:: Task instructions ::
Write out the data again in full, exactly as it reads.

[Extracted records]
— Start —

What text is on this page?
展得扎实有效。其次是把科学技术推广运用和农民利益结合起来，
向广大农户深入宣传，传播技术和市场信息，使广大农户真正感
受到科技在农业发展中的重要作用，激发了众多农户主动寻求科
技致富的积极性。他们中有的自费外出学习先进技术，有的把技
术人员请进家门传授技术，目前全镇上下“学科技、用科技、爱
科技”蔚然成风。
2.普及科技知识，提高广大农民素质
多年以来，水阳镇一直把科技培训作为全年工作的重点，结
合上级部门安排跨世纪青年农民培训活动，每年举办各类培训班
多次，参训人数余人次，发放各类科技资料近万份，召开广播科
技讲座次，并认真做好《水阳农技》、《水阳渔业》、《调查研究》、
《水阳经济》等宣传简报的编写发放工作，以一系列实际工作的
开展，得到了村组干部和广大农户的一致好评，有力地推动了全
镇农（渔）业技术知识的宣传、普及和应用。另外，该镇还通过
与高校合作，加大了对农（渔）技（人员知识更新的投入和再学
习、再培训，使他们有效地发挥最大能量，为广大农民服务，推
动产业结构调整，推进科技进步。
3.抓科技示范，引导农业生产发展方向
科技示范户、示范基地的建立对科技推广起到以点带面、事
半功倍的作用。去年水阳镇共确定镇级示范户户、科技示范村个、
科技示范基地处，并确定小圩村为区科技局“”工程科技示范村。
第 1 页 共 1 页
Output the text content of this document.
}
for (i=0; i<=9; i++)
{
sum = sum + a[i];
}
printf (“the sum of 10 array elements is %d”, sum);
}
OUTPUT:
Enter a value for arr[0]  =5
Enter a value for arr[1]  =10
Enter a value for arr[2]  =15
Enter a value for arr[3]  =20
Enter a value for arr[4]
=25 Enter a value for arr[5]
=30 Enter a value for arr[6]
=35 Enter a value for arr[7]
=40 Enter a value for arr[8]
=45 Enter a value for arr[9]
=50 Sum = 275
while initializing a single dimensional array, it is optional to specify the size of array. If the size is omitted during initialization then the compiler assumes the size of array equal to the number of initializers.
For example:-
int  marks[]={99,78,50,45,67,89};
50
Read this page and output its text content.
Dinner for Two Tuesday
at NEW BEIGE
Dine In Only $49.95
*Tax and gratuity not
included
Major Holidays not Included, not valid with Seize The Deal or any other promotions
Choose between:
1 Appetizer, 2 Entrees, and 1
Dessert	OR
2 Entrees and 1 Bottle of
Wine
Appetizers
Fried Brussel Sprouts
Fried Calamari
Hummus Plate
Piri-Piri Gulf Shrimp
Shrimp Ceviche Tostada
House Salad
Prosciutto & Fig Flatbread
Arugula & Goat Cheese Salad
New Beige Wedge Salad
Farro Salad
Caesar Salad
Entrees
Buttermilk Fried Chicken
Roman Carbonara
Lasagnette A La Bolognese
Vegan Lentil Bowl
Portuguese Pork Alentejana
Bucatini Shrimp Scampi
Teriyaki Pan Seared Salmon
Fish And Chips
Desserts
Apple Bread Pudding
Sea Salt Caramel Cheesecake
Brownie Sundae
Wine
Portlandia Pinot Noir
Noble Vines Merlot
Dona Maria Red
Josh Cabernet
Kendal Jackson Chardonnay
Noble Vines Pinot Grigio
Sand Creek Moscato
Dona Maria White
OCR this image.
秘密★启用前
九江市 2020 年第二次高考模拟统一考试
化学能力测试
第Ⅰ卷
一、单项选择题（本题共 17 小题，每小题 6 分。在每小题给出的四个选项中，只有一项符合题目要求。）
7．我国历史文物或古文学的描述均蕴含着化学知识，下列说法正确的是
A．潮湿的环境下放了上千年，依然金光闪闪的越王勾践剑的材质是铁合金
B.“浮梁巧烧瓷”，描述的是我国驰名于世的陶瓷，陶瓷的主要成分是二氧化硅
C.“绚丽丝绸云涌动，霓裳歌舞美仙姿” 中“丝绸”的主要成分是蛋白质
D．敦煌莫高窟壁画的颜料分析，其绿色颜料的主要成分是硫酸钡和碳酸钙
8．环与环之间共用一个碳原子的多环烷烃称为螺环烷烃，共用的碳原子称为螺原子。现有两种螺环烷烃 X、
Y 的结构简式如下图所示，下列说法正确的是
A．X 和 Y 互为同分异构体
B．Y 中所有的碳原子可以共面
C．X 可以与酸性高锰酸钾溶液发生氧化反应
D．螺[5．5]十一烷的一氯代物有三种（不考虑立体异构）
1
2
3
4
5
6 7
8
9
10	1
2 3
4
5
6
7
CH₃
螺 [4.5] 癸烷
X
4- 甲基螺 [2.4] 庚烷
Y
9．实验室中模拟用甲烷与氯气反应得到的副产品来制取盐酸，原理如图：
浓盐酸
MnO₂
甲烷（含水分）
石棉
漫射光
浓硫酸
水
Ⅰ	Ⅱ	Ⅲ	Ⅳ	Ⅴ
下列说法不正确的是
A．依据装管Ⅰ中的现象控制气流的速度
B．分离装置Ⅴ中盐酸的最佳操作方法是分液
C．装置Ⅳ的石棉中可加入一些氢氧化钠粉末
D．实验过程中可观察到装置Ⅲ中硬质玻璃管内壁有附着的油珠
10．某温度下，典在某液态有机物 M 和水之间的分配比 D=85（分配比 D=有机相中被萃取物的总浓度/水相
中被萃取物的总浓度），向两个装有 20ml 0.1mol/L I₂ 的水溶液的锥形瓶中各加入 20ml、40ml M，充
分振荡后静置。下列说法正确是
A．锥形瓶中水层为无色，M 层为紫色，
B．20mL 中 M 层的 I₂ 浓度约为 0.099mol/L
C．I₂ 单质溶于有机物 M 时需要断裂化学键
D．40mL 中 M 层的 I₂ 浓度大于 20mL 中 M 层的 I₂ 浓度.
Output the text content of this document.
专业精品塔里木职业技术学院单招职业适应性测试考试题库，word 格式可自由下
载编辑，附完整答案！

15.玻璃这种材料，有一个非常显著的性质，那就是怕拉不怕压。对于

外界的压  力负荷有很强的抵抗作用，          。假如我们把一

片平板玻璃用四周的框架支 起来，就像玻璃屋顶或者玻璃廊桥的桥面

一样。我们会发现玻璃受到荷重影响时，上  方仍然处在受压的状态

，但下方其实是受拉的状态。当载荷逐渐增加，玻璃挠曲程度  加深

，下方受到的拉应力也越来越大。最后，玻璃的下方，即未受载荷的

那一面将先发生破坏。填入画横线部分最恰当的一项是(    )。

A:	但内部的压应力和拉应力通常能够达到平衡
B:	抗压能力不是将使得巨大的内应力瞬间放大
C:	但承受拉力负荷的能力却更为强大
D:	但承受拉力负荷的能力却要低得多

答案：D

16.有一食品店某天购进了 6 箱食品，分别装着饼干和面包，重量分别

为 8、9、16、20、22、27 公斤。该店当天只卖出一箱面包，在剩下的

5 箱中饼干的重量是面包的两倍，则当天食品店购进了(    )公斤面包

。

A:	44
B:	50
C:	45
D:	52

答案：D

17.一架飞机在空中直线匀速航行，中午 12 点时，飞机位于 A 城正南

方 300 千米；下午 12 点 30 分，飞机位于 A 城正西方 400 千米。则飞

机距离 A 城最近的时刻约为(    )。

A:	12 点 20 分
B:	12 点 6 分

— End —

:: Answer to this task ::
What text is on this page?
展得扎实有效。其次是把科学技术推广运用和农民利益结合起来，
向广大农户深入宣传，传播技术和市场信息，使广大农户真正感
受到科技在农业发展中的重要作用，激发了众多农户主动寻求科
技致富的积极性。他们中有的自费外出学习先进技术，有的把技
术人员请进家门传授技术，目前全镇上下“学科技、用科技、爱
科技”蔚然成风。
2.普及科技知识，提高广大农民素质
多年以来，水阳镇一直把科技培训作为全年工作的重点，结
合上级部门安排跨世纪青年农民培训活动，每年举办各类培训班
多次，参训人数余人次，发放各类科技资料近万份，召开广播科
技讲座次，并认真做好《水阳农技》、《水阳渔业》、《调查研究》、
《水阳经济》等宣传简报的编写发放工作，以一系列实际工作的
开展，得到了村组干部和广大农户的一致好评，有力地推动了全
镇农（渔）业技术知识的宣传、普及和应用。另外，该镇还通过
与高校合作，加大了对农（渔）技（人员知识更新的投入和再学
习、再培训，使他们有效地发挥最大能量，为广大农民服务，推
动产业结构调整，推进科技进步。
3.抓科技示范，引导农业生产发展方向
科技示范户、示范基地的建立对科技推广起到以点带面、事
半功倍的作用。去年水阳镇共确定镇级示范户户、科技示范村个、
科技示范基地处，并确定小圩村为区科技局“”工程科技示范村。
第 1 页 共 1 页
Output the text content of this document.
}
for (i=0; i<=9; i++)
{
sum = sum + a[i];
}
printf (“the sum of 10 array elements is %d”, sum);
}
OUTPUT:
Enter a value for arr[0]  =5
Enter a value for arr[1]  =10
Enter a value for arr[2]  =15
Enter a value for arr[3]  =20
Enter a value for arr[4]
=25 Enter a value for arr[5]
=30 Enter a value for arr[6]
=35 Enter a value for arr[7]
=40 Enter a value for arr[8]
=45 Enter a value for arr[9]
=50 Sum = 275
while initializing a single dimensional array, it is optional to specify the size of array. If the size is omitted during initialization then the compiler assumes the size of array equal to the number of initializers.
For example:-
int  marks[]={99,78,50,45,67,89};
50
Read this page and output its text content.
Dinner for Two Tuesday
at NEW BEIGE
Dine In Only $49.95
*Tax and gratuity not
included
Major Holidays not Included, not valid with Seize The Deal or any other promotions
Choose between:
1 Appetizer, 2 Entrees, and 1
Dessert	OR
2 Entrees and 1 Bottle of
Wine
Appetizers
Fried Brussel Sprouts
Fried Calamari
Hummus Plate
Piri-Piri Gulf Shrimp
Shrimp Ceviche Tostada
House Salad
Prosciutto & Fig Flatbread
Arugula & Goat Cheese Salad
New Beige Wedge Salad
Farro Salad
Caesar Salad
Entrees
Buttermilk Fried Chicken
Roman Carbonara
Lasagnette A La Bolognese
Vegan Lentil Bowl
Portuguese Pork Alentejana
Bucatini Shrimp Scampi
Teriyaki Pan Seared Salmon
Fish And Chips
Desserts
Apple Bread Pudding
Sea Salt Caramel Cheesecake
Brownie Sundae
Wine
Portlandia Pinot Noir
Noble Vines Merlot
Dona Maria Red
Josh Cabernet
Kendal Jackson Chardonnay
Noble Vines Pinot Grigio
Sand Creek Moscato
Dona Maria White
OCR this image.
秘密★启用前
九江市 2020 年第二次高考模拟统一考试
化学能力测试
第Ⅰ卷
一、单项选择题（本题共 17 小题，每小题 6 分。在每小题给出的四个选项中，只有一项符合题目要求。）
7．我国历史文物或古文学的描述均蕴含着化学知识，下列说法正确的是
A．潮湿的环境下放了上千年，依然金光闪闪的越王勾践剑的材质是铁合金
B.“浮梁巧烧瓷”，描述的是我国驰名于世的陶瓷，陶瓷的主要成分是二氧化硅
C.“绚丽丝绸云涌动，霓裳歌舞美仙姿” 中“丝绸”的主要成分是蛋白质
D．敦煌莫高窟壁画的颜料分析，其绿色颜料的主要成分是硫酸钡和碳酸钙
8．环与环之间共用一个碳原子的多环烷烃称为螺环烷烃，共用的碳原子称为螺原子。现有两种螺环烷烃 X、
Y 的结构简式如下图所示，下列说法正确的是
A．X 和 Y 互为同分异构体
B．Y 中所有的碳原子可以共面
C．X 可以与酸性高锰酸钾溶液发生氧化反应
D．螺[5．5]十一烷的一氯代物有三种（不考虑立体异构）
1
2
3
4
5
6 7
8
9
10	1
2 3
4
5
6
7
CH₃
螺 [4.5] 癸烷
X
4- 甲基螺 [2.4] 庚烷
Y
9．实验室中模拟用甲烷与氯气反应得到的副产品来制取盐酸，原理如图：
浓盐酸
MnO₂
甲烷（含水分）
石棉
漫射光
浓硫酸
水
Ⅰ	Ⅱ	Ⅲ	Ⅳ	Ⅴ
下列说法不正确的是
A．依据装管Ⅰ中的现象控制气流的速度
B．分离装置Ⅴ中盐酸的最佳操作方法是分液
C．装置Ⅳ的石棉中可加入一些氢氧化钠粉末
D．实验过程中可观察到装置Ⅲ中硬质玻璃管内壁有附着的油珠
10．某温度下，典在某液态有机物 M 和水之间的分配比 D=85（分配比 D=有机相中被萃取物的总浓度/水相
中被萃取物的总浓度），向两个装有 20ml 0.1mol/L I₂ 的水溶液的锥形瓶中各加入 20ml、40ml M，充
分振荡后静置。下列说法正确是
A．锥形瓶中水层为无色，M 层为紫色，
B．20mL 中 M 层的 I₂ 浓度约为 0.099mol/L
C．I₂ 单质溶于有机物 M 时需要断裂化学键
D．40mL 中 M 层的 I₂ 浓度大于 20mL 中 M 层的 I₂ 浓度.
Output the text content of this document.
专业精品塔里木职业技术学院单招职业适应性测试考试题库，word 格式可自由下
载编辑，附完整答案！

15.玻璃这种材料，有一个非常显著的性质，那就是怕拉不怕压。对于

外界的压  力负荷有很强的抵抗作用，          。假如我们把一

片平板玻璃用四周的框架支 起来，就像玻璃屋顶或者玻璃廊桥的桥面

一样。我们会发现玻璃受到荷重影响时，上  方仍然处在受压的状态

，但下方其实是受拉的状态。当载荷逐渐增加，玻璃挠曲程度  加深

，下方受到的拉应力也越来越大。最后，玻璃的下方，即未受载荷的

那一面将先发生破坏。填入画横线部分最恰当的一项是(    )。

A:	但内部的压应力和拉应力通常能够达到平衡
B:	抗压能力不是将使得巨大的内应力瞬间放大
C:	但承受拉力负荷的能力却更为强大
D:	但承受拉力负荷的能力却要低得多

答案：D

16.有一食品店某天购进了 6 箱食品，分别装着饼干和面包，重量分别

为 8、9、16、20、22、27 公斤。该店当天只卖出一箱面包，在剩下的

5 箱中饼干的重量是面包的两倍，则当天食品店购进了(    )公斤面包

。

A:	44
B:	50
C:	45
D:	52

答案：D

17.一架飞机在空中直线匀速航行，中午 12 点时，飞机位于 A 城正南

方 300 千米；下午 12 点 30 分，飞机位于 A 城正西方 400 千米。则飞

机距离 A 城最近的时刻约为(    )。

A:	12 点 20 分
B:	12 点 6 分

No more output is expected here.